### WORK TO DO
From the line that contains "Read this page and output its text content." to the last line of the data below, transcribe every line exactly. Do not include the pictures.

### DATA FOR PROCESSING

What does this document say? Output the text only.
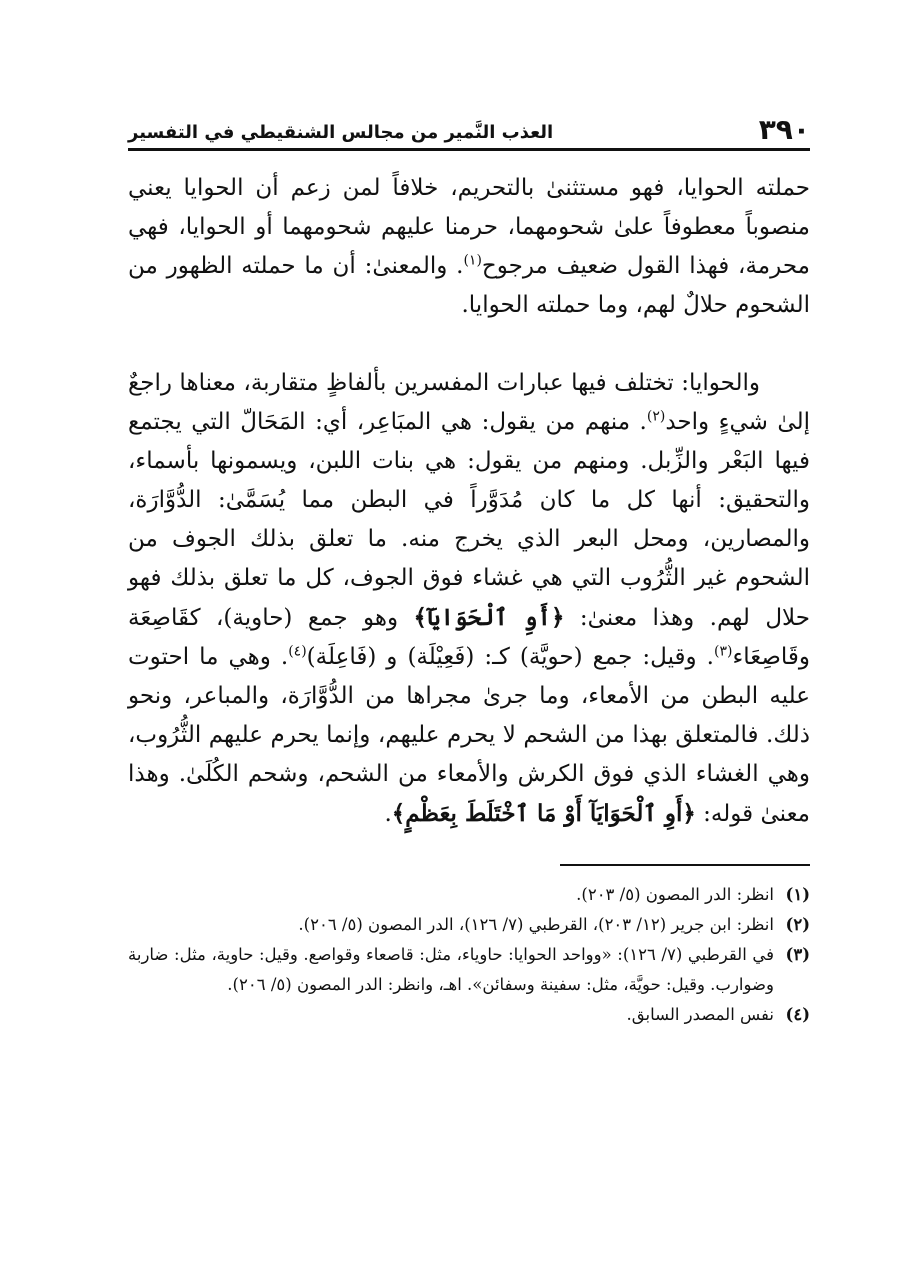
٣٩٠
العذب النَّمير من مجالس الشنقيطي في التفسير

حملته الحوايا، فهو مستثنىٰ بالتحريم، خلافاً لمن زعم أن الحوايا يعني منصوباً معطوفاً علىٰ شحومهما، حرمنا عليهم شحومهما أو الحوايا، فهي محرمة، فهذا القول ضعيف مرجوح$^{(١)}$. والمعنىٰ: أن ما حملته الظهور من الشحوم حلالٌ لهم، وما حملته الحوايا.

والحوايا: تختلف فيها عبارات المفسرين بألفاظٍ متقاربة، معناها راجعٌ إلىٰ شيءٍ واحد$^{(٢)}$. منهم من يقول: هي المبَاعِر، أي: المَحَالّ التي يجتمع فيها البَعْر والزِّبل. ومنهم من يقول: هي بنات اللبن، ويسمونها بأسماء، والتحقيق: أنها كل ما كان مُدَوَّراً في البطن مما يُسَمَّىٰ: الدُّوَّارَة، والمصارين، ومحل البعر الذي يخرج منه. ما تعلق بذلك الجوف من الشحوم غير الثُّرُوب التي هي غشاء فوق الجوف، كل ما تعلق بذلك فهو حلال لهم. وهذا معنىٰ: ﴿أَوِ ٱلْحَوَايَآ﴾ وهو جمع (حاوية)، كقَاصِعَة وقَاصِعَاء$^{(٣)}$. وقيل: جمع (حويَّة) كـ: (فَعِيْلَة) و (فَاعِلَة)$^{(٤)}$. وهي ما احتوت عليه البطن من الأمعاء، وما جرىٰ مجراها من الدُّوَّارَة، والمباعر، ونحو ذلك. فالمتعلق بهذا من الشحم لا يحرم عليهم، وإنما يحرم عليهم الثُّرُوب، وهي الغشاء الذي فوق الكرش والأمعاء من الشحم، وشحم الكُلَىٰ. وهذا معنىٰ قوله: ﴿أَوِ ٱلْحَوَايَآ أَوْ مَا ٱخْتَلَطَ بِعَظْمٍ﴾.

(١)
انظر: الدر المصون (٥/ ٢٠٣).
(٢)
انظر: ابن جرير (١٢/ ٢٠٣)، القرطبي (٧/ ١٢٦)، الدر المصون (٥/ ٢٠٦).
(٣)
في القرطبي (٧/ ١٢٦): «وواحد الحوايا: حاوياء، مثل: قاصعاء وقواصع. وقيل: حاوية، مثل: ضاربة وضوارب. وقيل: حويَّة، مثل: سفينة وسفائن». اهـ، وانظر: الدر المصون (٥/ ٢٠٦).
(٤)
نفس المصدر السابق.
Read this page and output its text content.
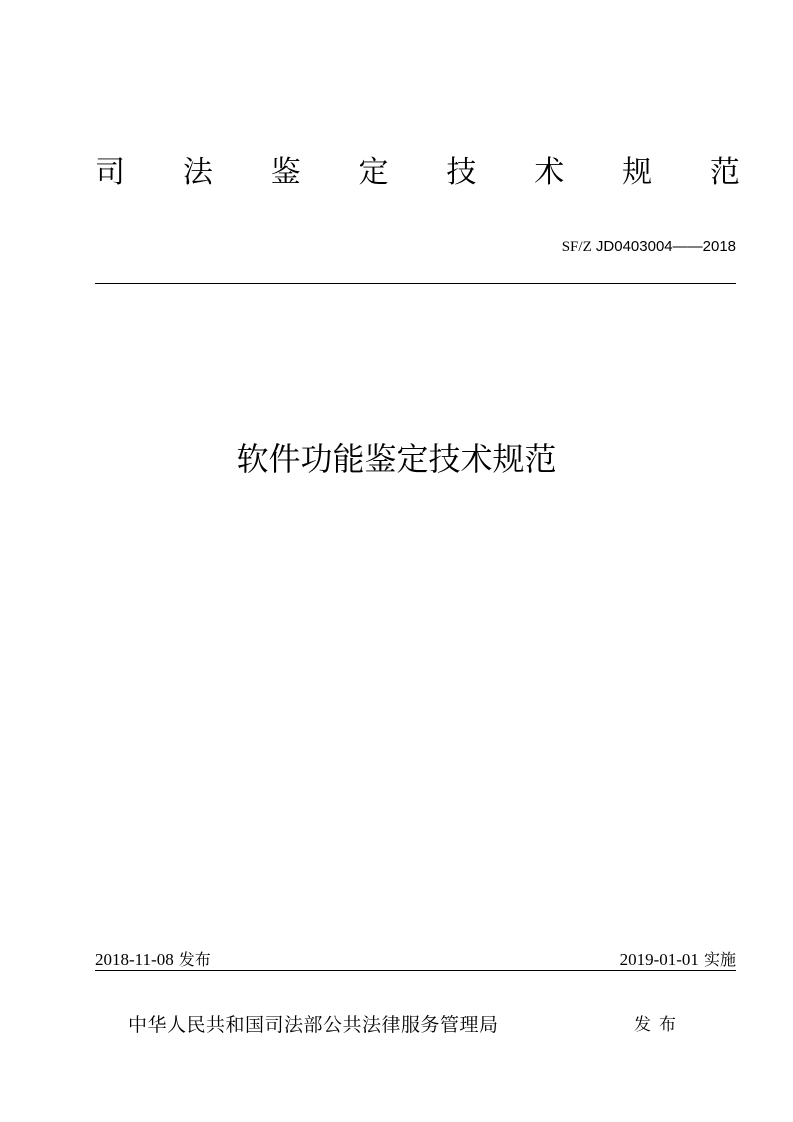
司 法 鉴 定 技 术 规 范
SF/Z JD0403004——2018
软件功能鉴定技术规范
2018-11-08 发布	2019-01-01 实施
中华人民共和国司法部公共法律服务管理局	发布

### OUTPUT OF THE TASK
Read this page and output its text content.
司 法 鉴 定 技 术 规 范
SF/Z JD0403004——2018
软件功能鉴定技术规范
2018-11-08 发布	2019-01-01 实施
中华人民共和国司法部公共法律服务管理局	发布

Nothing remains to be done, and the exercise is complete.